**Written task**
Copy out every line of the records where the string "Between" occurs.
### Data for processing
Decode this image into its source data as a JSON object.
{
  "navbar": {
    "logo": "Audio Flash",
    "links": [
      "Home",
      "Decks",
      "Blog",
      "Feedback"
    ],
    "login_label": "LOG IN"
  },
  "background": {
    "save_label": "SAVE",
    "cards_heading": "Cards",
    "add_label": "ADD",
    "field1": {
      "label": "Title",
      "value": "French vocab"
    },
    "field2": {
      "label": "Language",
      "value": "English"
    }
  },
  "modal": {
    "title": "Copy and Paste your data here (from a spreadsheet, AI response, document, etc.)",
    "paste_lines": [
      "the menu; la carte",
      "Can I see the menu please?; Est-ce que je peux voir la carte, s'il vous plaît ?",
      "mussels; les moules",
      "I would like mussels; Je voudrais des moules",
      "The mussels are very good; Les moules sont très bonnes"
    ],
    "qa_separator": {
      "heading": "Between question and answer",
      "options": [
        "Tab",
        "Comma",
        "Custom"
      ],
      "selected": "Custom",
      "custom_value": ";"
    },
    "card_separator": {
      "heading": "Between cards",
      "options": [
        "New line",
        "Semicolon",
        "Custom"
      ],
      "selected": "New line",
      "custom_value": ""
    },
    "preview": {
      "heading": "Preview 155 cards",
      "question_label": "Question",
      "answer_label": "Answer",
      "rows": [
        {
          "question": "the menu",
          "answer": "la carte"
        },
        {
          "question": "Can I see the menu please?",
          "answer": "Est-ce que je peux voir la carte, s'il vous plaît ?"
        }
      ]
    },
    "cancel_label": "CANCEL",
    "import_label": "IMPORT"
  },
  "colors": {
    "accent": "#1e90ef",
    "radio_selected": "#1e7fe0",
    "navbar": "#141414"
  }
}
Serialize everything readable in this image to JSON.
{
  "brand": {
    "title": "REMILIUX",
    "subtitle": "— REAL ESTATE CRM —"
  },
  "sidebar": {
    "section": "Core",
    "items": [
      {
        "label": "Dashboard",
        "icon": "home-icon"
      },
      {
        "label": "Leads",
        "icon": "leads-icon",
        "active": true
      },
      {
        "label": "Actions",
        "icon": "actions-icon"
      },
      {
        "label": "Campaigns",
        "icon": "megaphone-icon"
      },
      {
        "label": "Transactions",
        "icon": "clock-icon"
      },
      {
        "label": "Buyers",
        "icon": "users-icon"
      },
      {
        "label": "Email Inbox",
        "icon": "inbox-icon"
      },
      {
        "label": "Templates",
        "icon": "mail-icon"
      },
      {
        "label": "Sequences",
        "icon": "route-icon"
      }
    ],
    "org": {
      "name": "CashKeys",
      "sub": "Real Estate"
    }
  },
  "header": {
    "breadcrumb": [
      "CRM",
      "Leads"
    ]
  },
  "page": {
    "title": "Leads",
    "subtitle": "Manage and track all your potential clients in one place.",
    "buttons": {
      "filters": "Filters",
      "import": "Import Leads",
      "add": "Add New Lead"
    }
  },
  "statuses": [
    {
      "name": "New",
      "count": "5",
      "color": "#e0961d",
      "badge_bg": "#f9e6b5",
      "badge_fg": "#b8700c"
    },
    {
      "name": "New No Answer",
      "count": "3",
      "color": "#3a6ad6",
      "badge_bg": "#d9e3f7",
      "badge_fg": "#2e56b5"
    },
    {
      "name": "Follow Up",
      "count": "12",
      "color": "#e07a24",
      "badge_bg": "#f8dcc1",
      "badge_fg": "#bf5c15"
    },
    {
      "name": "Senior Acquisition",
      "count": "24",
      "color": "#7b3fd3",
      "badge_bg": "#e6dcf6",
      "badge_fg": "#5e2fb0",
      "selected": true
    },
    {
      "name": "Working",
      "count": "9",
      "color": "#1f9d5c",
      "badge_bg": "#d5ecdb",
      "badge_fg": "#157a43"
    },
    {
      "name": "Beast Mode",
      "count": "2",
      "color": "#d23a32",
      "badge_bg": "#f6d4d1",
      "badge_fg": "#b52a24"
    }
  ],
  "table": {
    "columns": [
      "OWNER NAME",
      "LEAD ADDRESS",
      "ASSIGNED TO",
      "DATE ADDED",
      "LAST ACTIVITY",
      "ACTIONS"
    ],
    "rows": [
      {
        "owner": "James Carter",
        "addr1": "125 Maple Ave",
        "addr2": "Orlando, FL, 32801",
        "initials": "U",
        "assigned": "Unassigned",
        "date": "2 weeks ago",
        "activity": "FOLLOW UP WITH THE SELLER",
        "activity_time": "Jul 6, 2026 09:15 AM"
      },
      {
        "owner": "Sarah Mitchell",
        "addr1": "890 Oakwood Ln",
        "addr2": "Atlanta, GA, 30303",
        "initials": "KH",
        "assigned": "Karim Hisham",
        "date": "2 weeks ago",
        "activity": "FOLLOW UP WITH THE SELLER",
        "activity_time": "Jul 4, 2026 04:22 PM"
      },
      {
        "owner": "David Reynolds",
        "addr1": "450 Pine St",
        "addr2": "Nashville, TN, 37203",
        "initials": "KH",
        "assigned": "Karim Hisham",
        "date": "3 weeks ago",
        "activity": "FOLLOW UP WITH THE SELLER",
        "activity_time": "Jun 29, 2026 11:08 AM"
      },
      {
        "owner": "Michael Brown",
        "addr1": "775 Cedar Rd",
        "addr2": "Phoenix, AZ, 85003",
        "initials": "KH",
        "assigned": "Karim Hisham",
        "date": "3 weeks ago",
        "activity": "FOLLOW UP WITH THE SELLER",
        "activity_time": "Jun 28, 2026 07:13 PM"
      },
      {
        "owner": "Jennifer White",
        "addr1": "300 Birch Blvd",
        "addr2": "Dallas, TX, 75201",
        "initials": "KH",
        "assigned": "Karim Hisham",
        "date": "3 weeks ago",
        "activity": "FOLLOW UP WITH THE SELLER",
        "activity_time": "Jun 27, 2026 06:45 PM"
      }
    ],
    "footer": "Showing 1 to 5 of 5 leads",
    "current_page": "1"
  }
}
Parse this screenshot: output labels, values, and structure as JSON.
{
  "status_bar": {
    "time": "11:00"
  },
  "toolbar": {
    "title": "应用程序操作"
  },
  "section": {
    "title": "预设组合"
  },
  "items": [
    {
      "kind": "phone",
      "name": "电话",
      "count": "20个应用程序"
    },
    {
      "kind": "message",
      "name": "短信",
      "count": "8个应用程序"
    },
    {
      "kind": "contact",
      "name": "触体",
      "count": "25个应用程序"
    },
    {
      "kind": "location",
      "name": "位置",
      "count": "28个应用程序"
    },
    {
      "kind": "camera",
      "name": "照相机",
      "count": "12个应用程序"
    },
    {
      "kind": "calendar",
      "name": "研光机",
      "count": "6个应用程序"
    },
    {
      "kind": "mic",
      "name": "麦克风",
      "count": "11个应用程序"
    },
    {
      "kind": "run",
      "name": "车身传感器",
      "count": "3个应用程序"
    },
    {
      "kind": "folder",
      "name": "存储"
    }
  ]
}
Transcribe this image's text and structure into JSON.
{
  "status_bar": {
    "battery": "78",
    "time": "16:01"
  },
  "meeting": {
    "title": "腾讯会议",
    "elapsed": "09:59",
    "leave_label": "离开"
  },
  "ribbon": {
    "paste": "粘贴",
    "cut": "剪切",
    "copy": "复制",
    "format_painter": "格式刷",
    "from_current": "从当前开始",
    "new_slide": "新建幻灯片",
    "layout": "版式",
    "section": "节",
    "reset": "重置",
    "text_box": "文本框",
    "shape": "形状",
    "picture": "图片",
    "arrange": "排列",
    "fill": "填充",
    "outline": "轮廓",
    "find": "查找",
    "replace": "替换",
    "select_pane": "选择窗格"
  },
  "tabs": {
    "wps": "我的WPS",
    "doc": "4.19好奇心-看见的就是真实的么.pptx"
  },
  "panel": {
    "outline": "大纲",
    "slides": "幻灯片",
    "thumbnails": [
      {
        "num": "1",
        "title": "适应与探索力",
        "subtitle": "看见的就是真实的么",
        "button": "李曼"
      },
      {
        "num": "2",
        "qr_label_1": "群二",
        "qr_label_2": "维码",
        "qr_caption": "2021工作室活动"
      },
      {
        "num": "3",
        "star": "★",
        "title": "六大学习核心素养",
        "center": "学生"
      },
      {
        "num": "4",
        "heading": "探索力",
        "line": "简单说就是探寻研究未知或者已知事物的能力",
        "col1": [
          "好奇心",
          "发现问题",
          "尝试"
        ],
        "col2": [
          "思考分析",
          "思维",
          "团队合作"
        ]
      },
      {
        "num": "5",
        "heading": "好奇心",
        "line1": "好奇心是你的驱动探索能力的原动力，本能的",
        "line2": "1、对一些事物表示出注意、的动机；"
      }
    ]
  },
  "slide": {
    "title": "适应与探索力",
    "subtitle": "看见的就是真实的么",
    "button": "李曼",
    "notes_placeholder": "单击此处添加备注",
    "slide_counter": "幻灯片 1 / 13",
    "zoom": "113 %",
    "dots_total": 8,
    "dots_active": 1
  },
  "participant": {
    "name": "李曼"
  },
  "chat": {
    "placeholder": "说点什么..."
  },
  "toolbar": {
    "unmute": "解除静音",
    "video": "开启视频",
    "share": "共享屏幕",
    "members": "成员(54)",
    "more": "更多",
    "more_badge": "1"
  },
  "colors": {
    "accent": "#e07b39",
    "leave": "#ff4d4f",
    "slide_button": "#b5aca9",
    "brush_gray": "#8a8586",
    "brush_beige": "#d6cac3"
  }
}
######
**Written reply**
      "heading": "Between question and answer",
      "heading": "Between cards",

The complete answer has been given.